(Spatial layout data)
------------------------------------------------------------

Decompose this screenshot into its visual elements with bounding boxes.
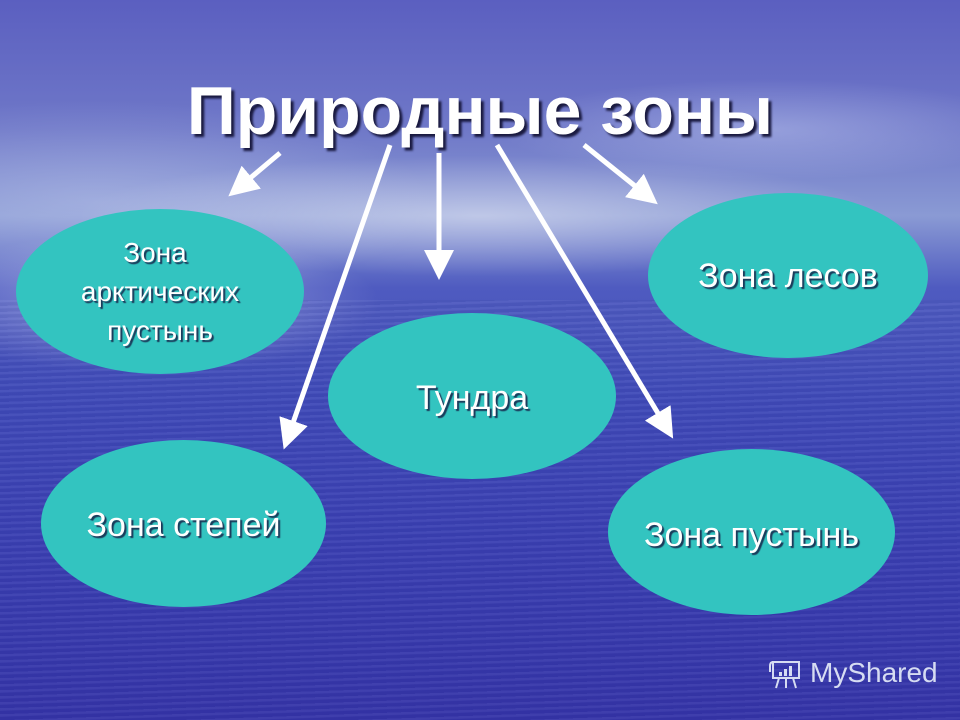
watermark-text: MyShared xyxy=(810,657,938,688)
presentation-board-icon xyxy=(769,661,800,689)
zone-arctic-line-3: пустынь xyxy=(107,315,213,347)
watermark: MyShared xyxy=(768,656,938,690)
zone-deserts-label: Зона пустынь xyxy=(643,515,860,554)
zone-tundra: Тундра xyxy=(328,313,616,479)
zone-tundra-label: Тундра xyxy=(415,379,529,417)
arrow-to-steppes xyxy=(279,144,393,450)
zone-deserts: Зона пустынь xyxy=(608,449,895,615)
zone-forests-label: Зона лесов xyxy=(698,257,878,295)
zone-steppes: Зона степей xyxy=(41,440,326,607)
zone-arctic-line-2: арктических xyxy=(80,275,240,307)
arrow-to-arctic xyxy=(228,151,282,197)
zone-steppes-label: Зона степей xyxy=(86,506,281,544)
zone-arctic-line-1: Зона xyxy=(123,236,187,268)
diagram-title: Природные зоны xyxy=(186,73,774,149)
arrow-to-forests xyxy=(582,143,658,205)
zone-forests: Зона лесов xyxy=(648,193,928,358)
zone-arctic-deserts: Зона арктических пустынь xyxy=(16,209,304,374)
arrow-to-deserts xyxy=(494,143,674,439)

------------------------------------------------------------

=== GIVEN REQUEST ===
Please write out all of the data above word for word, leaving out the pictures.

=== THE ANSWER ===
Decompose this screenshot into its visual elements with bounding boxes.
watermark-text: MyShared xyxy=(810,657,938,688)
presentation-board-icon xyxy=(769,661,800,689)
zone-arctic-line-3: пустынь xyxy=(107,315,213,347)
watermark: MyShared xyxy=(768,656,938,690)
zone-deserts-label: Зона пустынь xyxy=(643,515,860,554)
zone-tundra: Тундра xyxy=(328,313,616,479)
zone-tundra-label: Тундра xyxy=(415,379,529,417)
arrow-to-steppes xyxy=(279,144,393,450)
zone-deserts: Зона пустынь xyxy=(608,449,895,615)
zone-forests-label: Зона лесов xyxy=(698,257,878,295)
zone-steppes: Зона степей xyxy=(41,440,326,607)
zone-arctic-line-2: арктических xyxy=(80,275,240,307)
arrow-to-arctic xyxy=(228,151,282,197)
zone-steppes-label: Зона степей xyxy=(86,506,281,544)
zone-arctic-line-1: Зона xyxy=(123,236,187,268)
diagram-title: Природные зоны xyxy=(186,73,774,149)
arrow-to-forests xyxy=(582,143,658,205)
zone-forests: Зона лесов xyxy=(648,193,928,358)
zone-arctic-deserts: Зона арктических пустынь xyxy=(16,209,304,374)
arrow-to-deserts xyxy=(494,143,674,439)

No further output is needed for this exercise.